Provided data:
==================================================

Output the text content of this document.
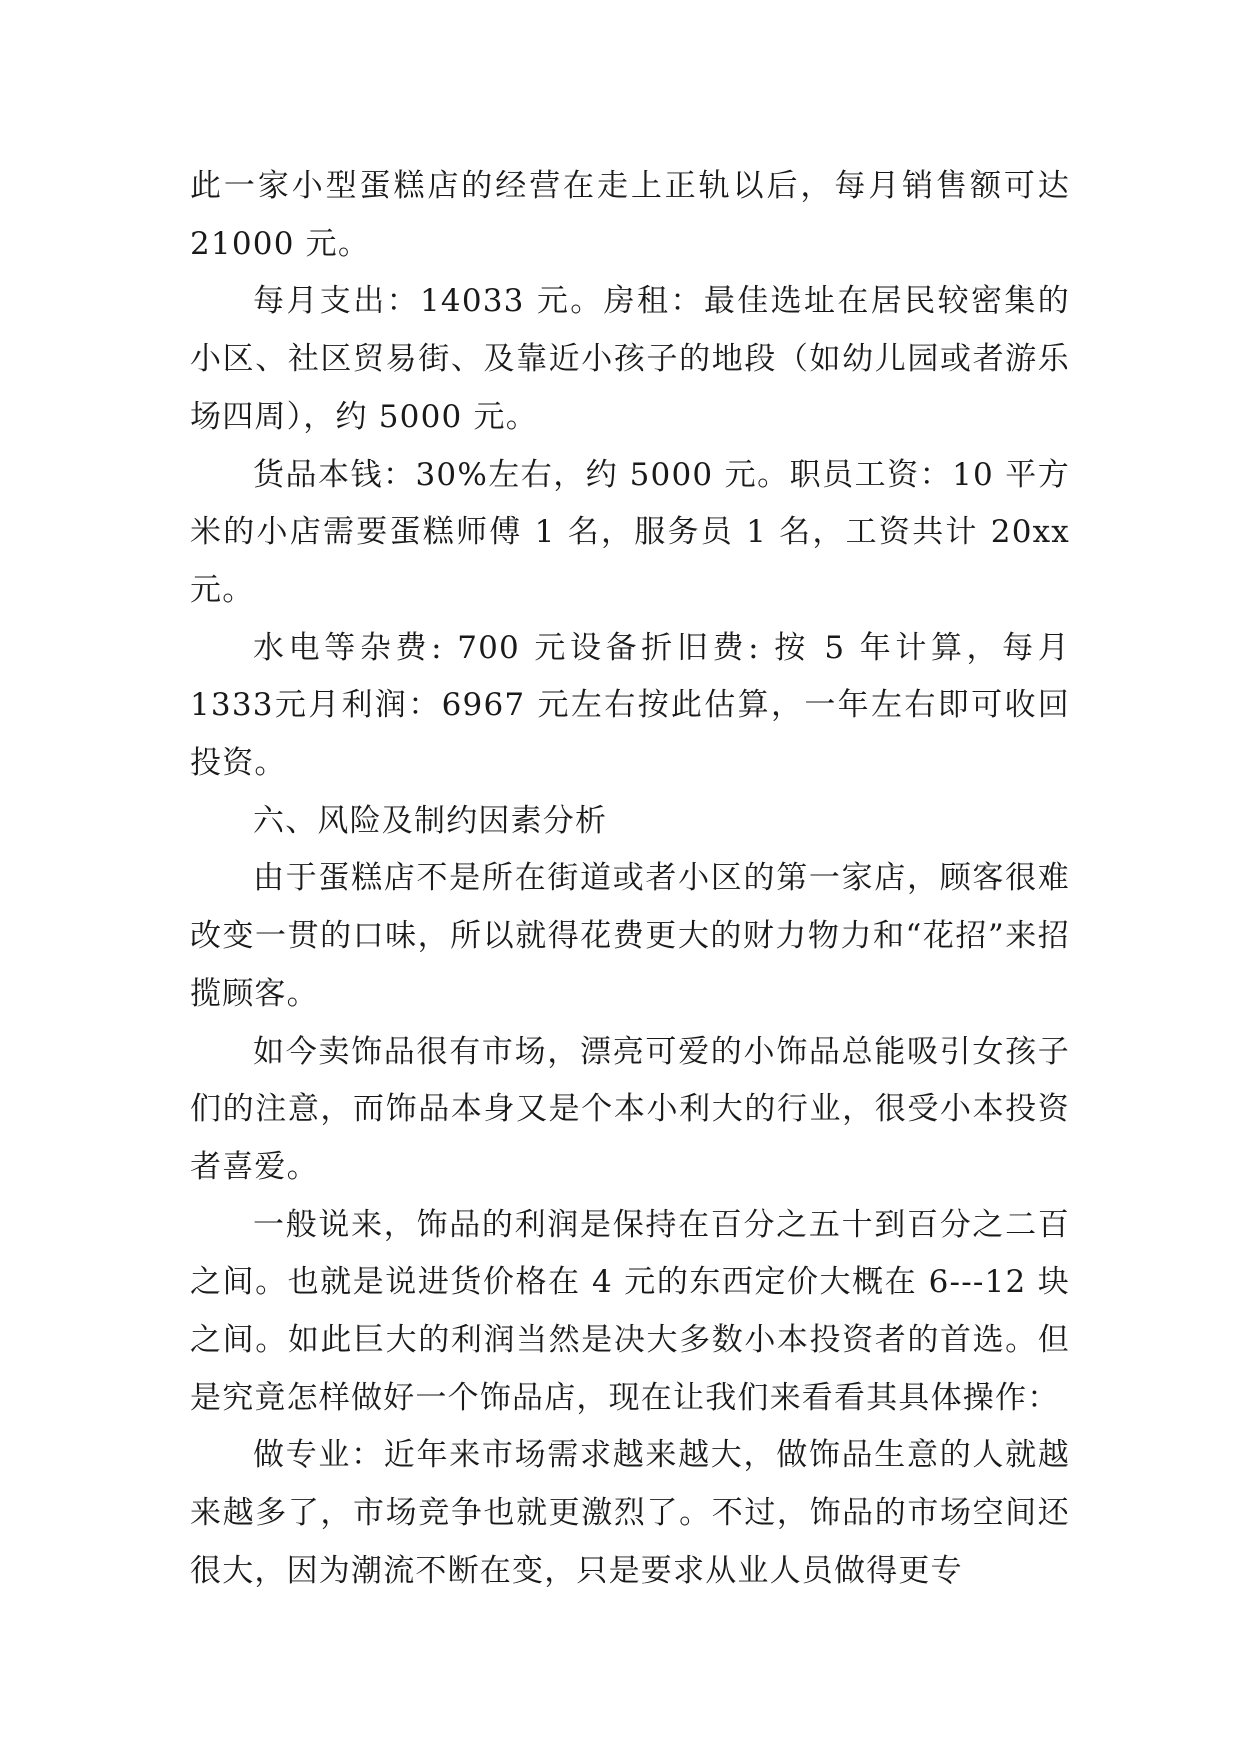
此一家小型蛋糕店的经营在走上正轨以后，每月销售额可达21000 元。

每月支出：14033 元。房租：最佳选址在居民较密集的小区、社区贸易街、及靠近小孩子的地段（如幼儿园或者游乐场四周），约 5000 元。

货品本钱：30%左右，约 5000 元。职员工资：10 平方米的小店需要蛋糕师傅 1 名，服务员 1 名，工资共计 20xx 元。

水电等杂费: 700 元设备折旧费: 按 5 年计算，每月 1333元月利润：6967 元左右按此估算，一年左右即可收回投资。

六、风险及制约因素分析

由于蛋糕店不是所在街道或者小区的第一家店，顾客很难改变一贯的口味，所以就得花费更大的财力物力和“花招”来招揽顾客。

如今卖饰品很有市场，漂亮可爱的小饰品总能吸引女孩子们的注意，而饰品本身又是个本小利大的行业，很受小本投资者喜爱。

一般说来，饰品的利润是保持在百分之五十到百分之二百之间。也就是说进货价格在 4 元的东西定价大概在 6---12 块之间。如此巨大的利润当然是决大多数小本投资者的首选。但是究竟怎样做好一个饰品店，现在让我们来看看其具体操作：

做专业：近年来市场需求越来越大，做饰品生意的人就越来越多了，市场竞争也就更激烈了。不过，饰品的市场空间还很大，因为潮流不断在变，只是要求从业人员做得更专
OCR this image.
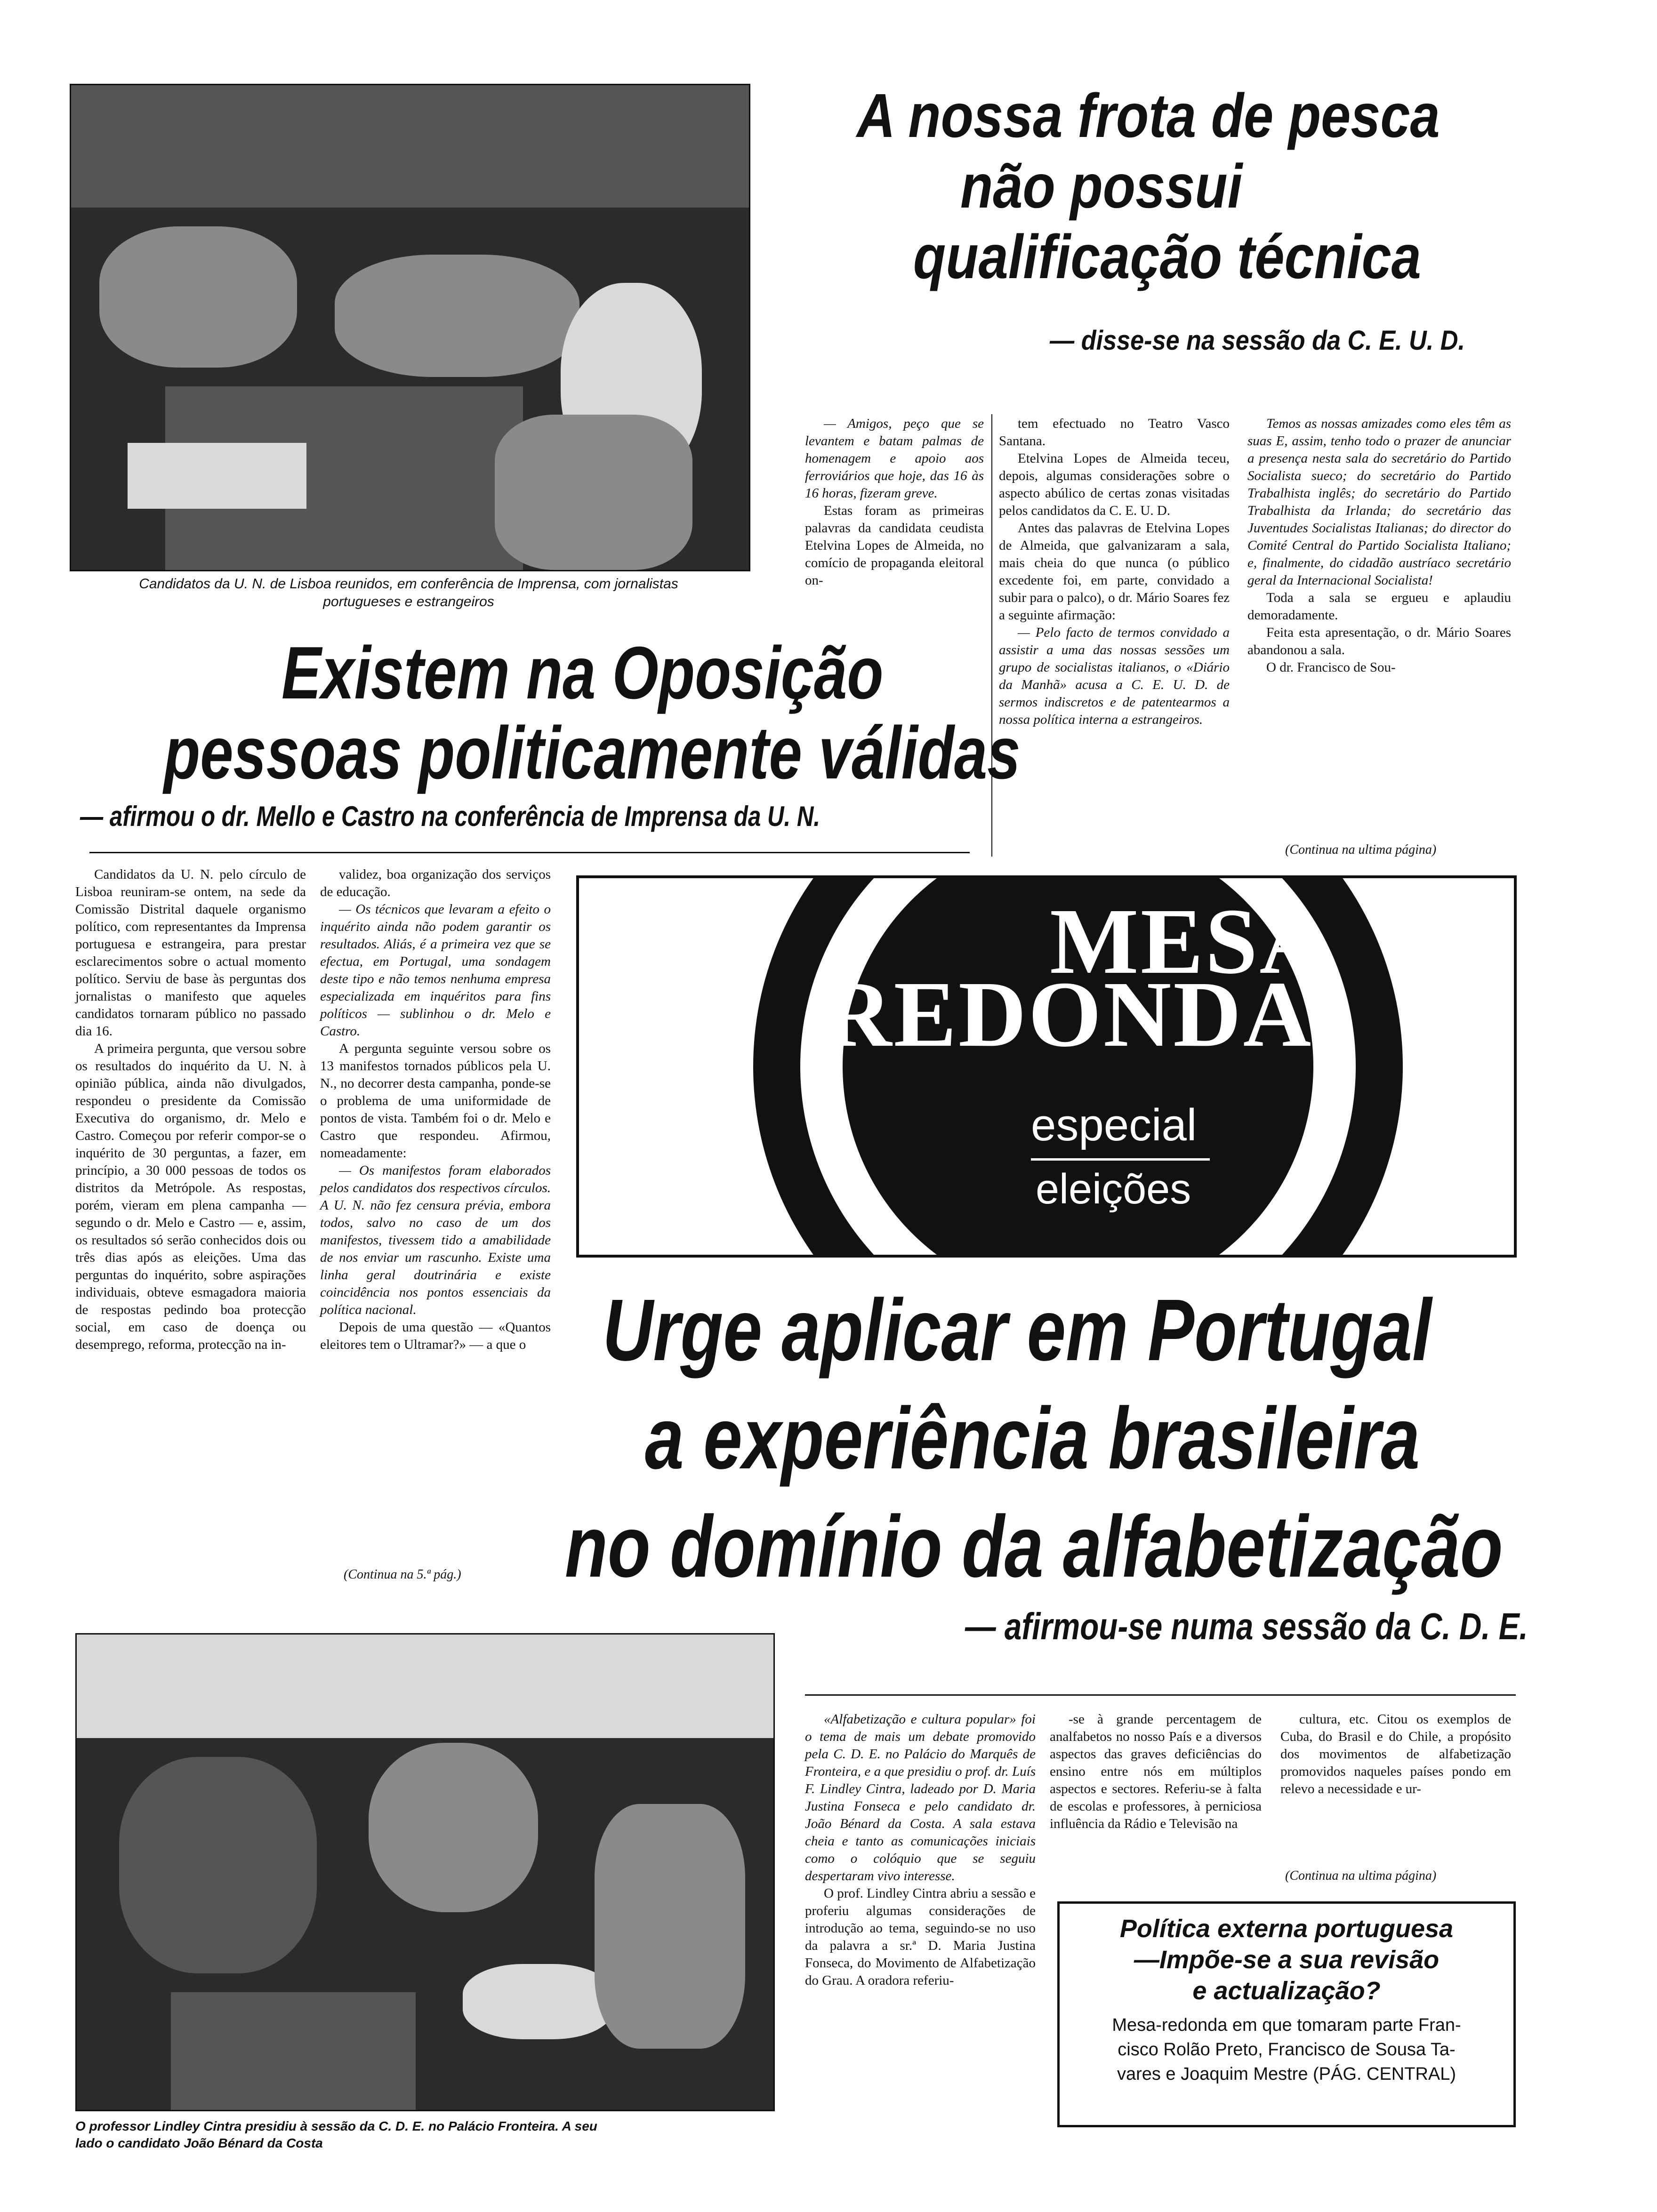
Candidatos da U. N. de Lisboa reunidos, em conferência de Imprensa, com jornalistas
portugueses e estrangeiros
A nossa frota de pesca
não possui
qualificação técnica
— disse-se na sessão da C. E. U. D.

— Amigos, peço que se levantem e batam palmas de homenagem e apoio aos ferroviários que hoje, das 16 às 16 horas, fizeram greve.

Estas foram as primeiras palavras da candidata ceudista Etelvina Lopes de Almeida, no comício de propaganda eleitoral on-

tem efectuado no Teatro Vasco Santana.

Etelvina Lopes de Almeida teceu, depois, algumas considerações sobre o aspecto abúlico de certas zonas visitadas pelos candidatos da C. E. U. D.

Antes das palavras de Etelvina Lopes de Almeida, que galvanizaram a sala, mais cheia do que nunca (o público excedente foi, em parte, convidado a subir para o palco), o dr. Mário Soares fez a seguinte afirmação:

— Pelo facto de termos convidado a assistir a uma das nossas sessões um grupo de socialistas italianos, o «Diário da Manhã» acusa a C. E. U. D. de sermos indiscretos e de patentearmos a nossa política interna a estrangeiros.

Temos as nossas amizades como eles têm as suas E, assim, tenho todo o prazer de anunciar a presença nesta sala do secretário do Partido Socialista sueco; do secretário do Partido Trabalhista inglês; do secretário do Partido Trabalhista da Irlanda; do secretário das Juventudes Socialistas Italianas; do director do Comité Central do Partido Socialista Italiano; e, finalmente, do cidadão austríaco secretário geral da Internacional Socialista!

Toda a sala se ergueu e aplaudiu demoradamente.

Feita esta apresentação, o dr. Mário Soares abandonou a sala.

O dr. Francisco de Sou-

(Continua na ultima página)
Existem na Oposição
pessoas politicamente válidas
— afirmou o dr. Mello e Castro na conferência de Imprensa da U. N.

Candidatos da U. N. pelo círculo de Lisboa reuniram-se ontem, na sede da Comissão Distrital daquele organismo político, com representantes da Imprensa portuguesa e estrangeira, para prestar esclarecimentos sobre o actual momento político. Serviu de base às perguntas dos jornalistas o manifesto que aqueles candidatos tornaram público no passado dia 16.

A primeira pergunta, que versou sobre os resultados do inquérito da U. N. à opinião pública, ainda não divulgados, respondeu o presidente da Comissão Executiva do organismo, dr. Melo e Castro. Começou por referir compor-se o inquérito de 30 perguntas, a fazer, em princípio, a 30 000 pessoas de todos os distritos da Metrópole. As respostas, porém, vieram em plena campanha — segundo o dr. Melo e Castro — e, assim, os resultados só serão conhecidos dois ou três dias após as eleições. Uma das perguntas do inquérito, sobre aspirações individuais, obteve esmagadora maioria de respostas pedindo boa protecção social, em caso de doença ou desemprego, reforma, protecção na in-

validez, boa organização dos serviços de educação.

— Os técnicos que levaram a efeito o inquérito ainda não podem garantir os resultados. Aliás, é a primeira vez que se efectua, em Portugal, uma sondagem deste tipo e não temos nenhuma empresa especializada em inquéritos para fins políticos — sublinhou o dr. Melo e Castro.

A pergunta seguinte versou sobre os 13 manifestos tornados públicos pela U. N., no decorrer desta campanha, ponde-se o problema de uma uniformidade de pontos de vista. Também foi o dr. Melo e Castro que respondeu. Afirmou, nomeadamente:

— Os manifestos foram elaborados pelos candidatos dos respectivos círculos. A U. N. não fez censura prévia, embora todos, salvo no caso de um dos manifestos, tivessem tido a amabilidade de nos enviar um rascunho. Existe uma linha geral doutrinária e existe coincidência nos pontos essenciais da política nacional.

Depois de uma questão — «Quantos eleitores tem o Ultramar?» — a que o

(Continua na 5.ª pág.)
MESA
REDONDA
especial
eleições
Urge aplicar em Portugal
a experiência brasileira
no domínio da alfabetização
— afirmou-se numa sessão da C. D. E.
O professor Lindley Cintra presidiu à sessão da C. D. E. no Palácio Fronteira. A seu
lado o candidato João Bénard da Costa

«Alfabetização e cultura popular» foi o tema de mais um debate promovido pela C. D. E. no Palácio do Marquês de Fronteira, e a que presidiu o prof. dr. Luís F. Lindley Cintra, ladeado por D. Maria Justina Fonseca e pelo candidato dr. João Bénard da Costa. A sala estava cheia e tanto as comunicações iniciais como o colóquio que se seguiu despertaram vivo interesse.

O prof. Lindley Cintra abriu a sessão e proferiu algumas considerações de introdução ao tema, seguindo-se no uso da palavra a sr.ª D. Maria Justina Fonseca, do Movimento de Alfabetização do Grau. A oradora referiu-

-se à grande percentagem de analfabetos no nosso País e a diversos aspectos das graves deficiências do ensino entre nós em múltiplos aspectos e sectores. Referiu-se à falta de escolas e professores, à perniciosa influência da Rádio e Televisão na

cultura, etc. Citou os exemplos de Cuba, do Brasil e do Chile, a propósito dos movimentos de alfabetização promovidos naqueles países pondo em relevo a necessidade e ur-

(Continua na ultima página)
Política externa portuguesa
—Impõe-se a sua revisão
e actualização?
Mesa-redonda em que tomaram parte Fran-
cisco Rolão Preto, Francisco de Sousa Ta-
vares e Joaquim Mestre (PÁG. CENTRAL)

==================================================

Description of the task: Please write out all of the material above without changing a word, and omit any pictures.

Answer below:
Output the text content of this document.
此一家小型蛋糕店的经营在走上正轨以后，每月销售额可达21000 元。

每月支出：14033 元。房租：最佳选址在居民较密集的小区、社区贸易街、及靠近小孩子的地段（如幼儿园或者游乐场四周），约 5000 元。

货品本钱：30%左右，约 5000 元。职员工资：10 平方米的小店需要蛋糕师傅 1 名，服务员 1 名，工资共计 20xx 元。

水电等杂费: 700 元设备折旧费: 按 5 年计算，每月 1333元月利润：6967 元左右按此估算，一年左右即可收回投资。

六、风险及制约因素分析

由于蛋糕店不是所在街道或者小区的第一家店，顾客很难改变一贯的口味，所以就得花费更大的财力物力和“花招”来招揽顾客。

如今卖饰品很有市场，漂亮可爱的小饰品总能吸引女孩子们的注意，而饰品本身又是个本小利大的行业，很受小本投资者喜爱。

一般说来，饰品的利润是保持在百分之五十到百分之二百之间。也就是说进货价格在 4 元的东西定价大概在 6---12 块之间。如此巨大的利润当然是决大多数小本投资者的首选。但是究竟怎样做好一个饰品店，现在让我们来看看其具体操作：

做专业：近年来市场需求越来越大，做饰品生意的人就越来越多了，市场竞争也就更激烈了。不过，饰品的市场空间还很大，因为潮流不断在变，只是要求从业人员做得更专
OCR this image.
Candidatos da U. N. de Lisboa reunidos, em conferência de Imprensa, com jornalistas
portugueses e estrangeiros
A nossa frota de pesca
não possui
qualificação técnica
— disse-se na sessão da C. E. U. D.

— Amigos, peço que se levantem e batam palmas de homenagem e apoio aos ferroviários que hoje, das 16 às 16 horas, fizeram greve.

Estas foram as primeiras palavras da candidata ceudista Etelvina Lopes de Almeida, no comício de propaganda eleitoral on-

tem efectuado no Teatro Vasco Santana.

Etelvina Lopes de Almeida teceu, depois, algumas considerações sobre o aspecto abúlico de certas zonas visitadas pelos candidatos da C. E. U. D.

Antes das palavras de Etelvina Lopes de Almeida, que galvanizaram a sala, mais cheia do que nunca (o público excedente foi, em parte, convidado a subir para o palco), o dr. Mário Soares fez a seguinte afirmação:

— Pelo facto de termos convidado a assistir a uma das nossas sessões um grupo de socialistas italianos, o «Diário da Manhã» acusa a C. E. U. D. de sermos indiscretos e de patentearmos a nossa política interna a estrangeiros.

Temos as nossas amizades como eles têm as suas E, assim, tenho todo o prazer de anunciar a presença nesta sala do secretário do Partido Socialista sueco; do secretário do Partido Trabalhista inglês; do secretário do Partido Trabalhista da Irlanda; do secretário das Juventudes Socialistas Italianas; do director do Comité Central do Partido Socialista Italiano; e, finalmente, do cidadão austríaco secretário geral da Internacional Socialista!

Toda a sala se ergueu e aplaudiu demoradamente.

Feita esta apresentação, o dr. Mário Soares abandonou a sala.

O dr. Francisco de Sou-

(Continua na ultima página)
Existem na Oposição
pessoas politicamente válidas
— afirmou o dr. Mello e Castro na conferência de Imprensa da U. N.

Candidatos da U. N. pelo círculo de Lisboa reuniram-se ontem, na sede da Comissão Distrital daquele organismo político, com representantes da Imprensa portuguesa e estrangeira, para prestar esclarecimentos sobre o actual momento político. Serviu de base às perguntas dos jornalistas o manifesto que aqueles candidatos tornaram público no passado dia 16.

A primeira pergunta, que versou sobre os resultados do inquérito da U. N. à opinião pública, ainda não divulgados, respondeu o presidente da Comissão Executiva do organismo, dr. Melo e Castro. Começou por referir compor-se o inquérito de 30 perguntas, a fazer, em princípio, a 30 000 pessoas de todos os distritos da Metrópole. As respostas, porém, vieram em plena campanha — segundo o dr. Melo e Castro — e, assim, os resultados só serão conhecidos dois ou três dias após as eleições. Uma das perguntas do inquérito, sobre aspirações individuais, obteve esmagadora maioria de respostas pedindo boa protecção social, em caso de doença ou desemprego, reforma, protecção na in-

validez, boa organização dos serviços de educação.

— Os técnicos que levaram a efeito o inquérito ainda não podem garantir os resultados. Aliás, é a primeira vez que se efectua, em Portugal, uma sondagem deste tipo e não temos nenhuma empresa especializada em inquéritos para fins políticos — sublinhou o dr. Melo e Castro.

A pergunta seguinte versou sobre os 13 manifestos tornados públicos pela U. N., no decorrer desta campanha, ponde-se o problema de uma uniformidade de pontos de vista. Também foi o dr. Melo e Castro que respondeu. Afirmou, nomeadamente:

— Os manifestos foram elaborados pelos candidatos dos respectivos círculos. A U. N. não fez censura prévia, embora todos, salvo no caso de um dos manifestos, tivessem tido a amabilidade de nos enviar um rascunho. Existe uma linha geral doutrinária e existe coincidência nos pontos essenciais da política nacional.

Depois de uma questão — «Quantos eleitores tem o Ultramar?» — a que o

(Continua na 5.ª pág.)
MESA
REDONDA
especial
eleições
Urge aplicar em Portugal
a experiência brasileira
no domínio da alfabetização
— afirmou-se numa sessão da C. D. E.
O professor Lindley Cintra presidiu à sessão da C. D. E. no Palácio Fronteira. A seu
lado o candidato João Bénard da Costa

«Alfabetização e cultura popular» foi o tema de mais um debate promovido pela C. D. E. no Palácio do Marquês de Fronteira, e a que presidiu o prof. dr. Luís F. Lindley Cintra, ladeado por D. Maria Justina Fonseca e pelo candidato dr. João Bénard da Costa. A sala estava cheia e tanto as comunicações iniciais como o colóquio que se seguiu despertaram vivo interesse.

O prof. Lindley Cintra abriu a sessão e proferiu algumas considerações de introdução ao tema, seguindo-se no uso da palavra a sr.ª D. Maria Justina Fonseca, do Movimento de Alfabetização do Grau. A oradora referiu-

-se à grande percentagem de analfabetos no nosso País e a diversos aspectos das graves deficiências do ensino entre nós em múltiplos aspectos e sectores. Referiu-se à falta de escolas e professores, à perniciosa influência da Rádio e Televisão na

cultura, etc. Citou os exemplos de Cuba, do Brasil e do Chile, a propósito dos movimentos de alfabetização promovidos naqueles países pondo em relevo a necessidade e ur-

(Continua na ultima página)
Política externa portuguesa
—Impõe-se a sua revisão
e actualização?
Mesa-redonda em que tomaram parte Fran-
cisco Rolão Preto, Francisco de Sousa Ta-
vares e Joaquim Mestre (PÁG. CENTRAL)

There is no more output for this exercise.